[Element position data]

## START

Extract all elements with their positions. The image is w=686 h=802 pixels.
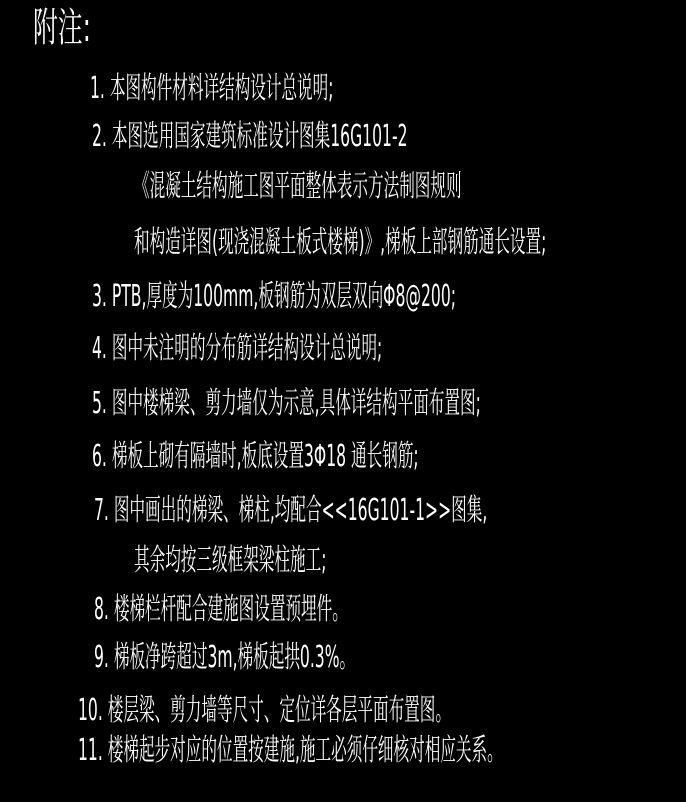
notes-title: 附注: (33, 8, 91, 48)
note-11: 11. 楼梯起步对应的位置按建施,施工必须仔细核对相应关系。 (78, 736, 503, 766)
note-5: 5. 图中楼梯梁、剪力墙仅为示意,具体详结构平面布置图; (92, 389, 481, 419)
note-2-line-3: 和构造详图(现浇混凝土板式楼梯)》,梯板上部钢筋通长设置; (134, 228, 546, 258)
note-3: 3. PTB,厚度为100mm,板钢筋为双层双向Φ8@200; (92, 282, 456, 312)
note-1: 1. 本图构件材料详结构设计总说明; (90, 74, 334, 104)
note-6: 6. 梯板上砌有隔墙时,板底设置3Φ18 通长钢筋; (92, 442, 419, 472)
note-8: 8. 楼梯栏杆配合建施图设置预埋件。 (94, 595, 348, 625)
note-2: 2. 本图选用国家建筑标准设计图集16G101-2 (92, 122, 408, 152)
note-7-line-2: 其余均按三级框架梁柱施工; (134, 546, 326, 576)
note-7: 7. 图中画出的梯梁、梯柱,均配合<<16G101-1>>图集, (94, 496, 487, 526)
note-10: 10. 楼层梁、剪力墙等尺寸、定位详各层平面布置图。 (78, 696, 451, 726)
note-9: 9. 梯板净跨超过3m,梯板起拱0.3%。 (94, 643, 355, 673)
note-2-line-2: 《混凝土结构施工图平面整体表示方法制图规则 (134, 172, 462, 202)
note-4: 4. 图中未注明的分布筋详结构设计总说明; (92, 334, 382, 364)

## END

> _EXERCISE REQUIREMENTS_
Update the lines above by replacing each occurrence of "梯板" with "楼梯板" and leaving everything else unchanged. Omit the picture from the answer.

> _FULL RESPONSE_
Extract all elements with their positions. The image is w=686 h=802 pixels.
notes-title: 附注: (33, 8, 91, 48)
note-11: 11. 楼梯起步对应的位置按建施,施工必须仔细核对相应关系。 (78, 736, 503, 766)
note-5: 5. 图中楼梯梁、剪力墙仅为示意,具体详结构平面布置图; (92, 389, 481, 419)
note-2-line-3: 和构造详图(现浇混凝土板式楼梯)》,楼梯板上部钢筋通长设置; (134, 228, 546, 258)
note-3: 3. PTB,厚度为100mm,板钢筋为双层双向Φ8@200; (92, 282, 456, 312)
note-1: 1. 本图构件材料详结构设计总说明; (90, 74, 334, 104)
note-6: 6. 楼梯板上砌有隔墙时,板底设置3Φ18 通长钢筋; (92, 442, 419, 472)
note-8: 8. 楼梯栏杆配合建施图设置预埋件。 (94, 595, 348, 625)
note-2: 2. 本图选用国家建筑标准设计图集16G101-2 (92, 122, 408, 152)
note-7-line-2: 其余均按三级框架梁柱施工; (134, 546, 326, 576)
note-7: 7. 图中画出的梯梁、梯柱,均配合<<16G101-1>>图集, (94, 496, 487, 526)
note-10: 10. 楼层梁、剪力墙等尺寸、定位详各层平面布置图。 (78, 696, 451, 726)
note-9: 9. 楼梯板净跨超过3m,楼梯板起拱0.3%。 (94, 643, 355, 673)
note-2-line-2: 《混凝土结构施工图平面整体表示方法制图规则 (134, 172, 462, 202)
note-4: 4. 图中未注明的分布筋详结构设计总说明; (92, 334, 382, 364)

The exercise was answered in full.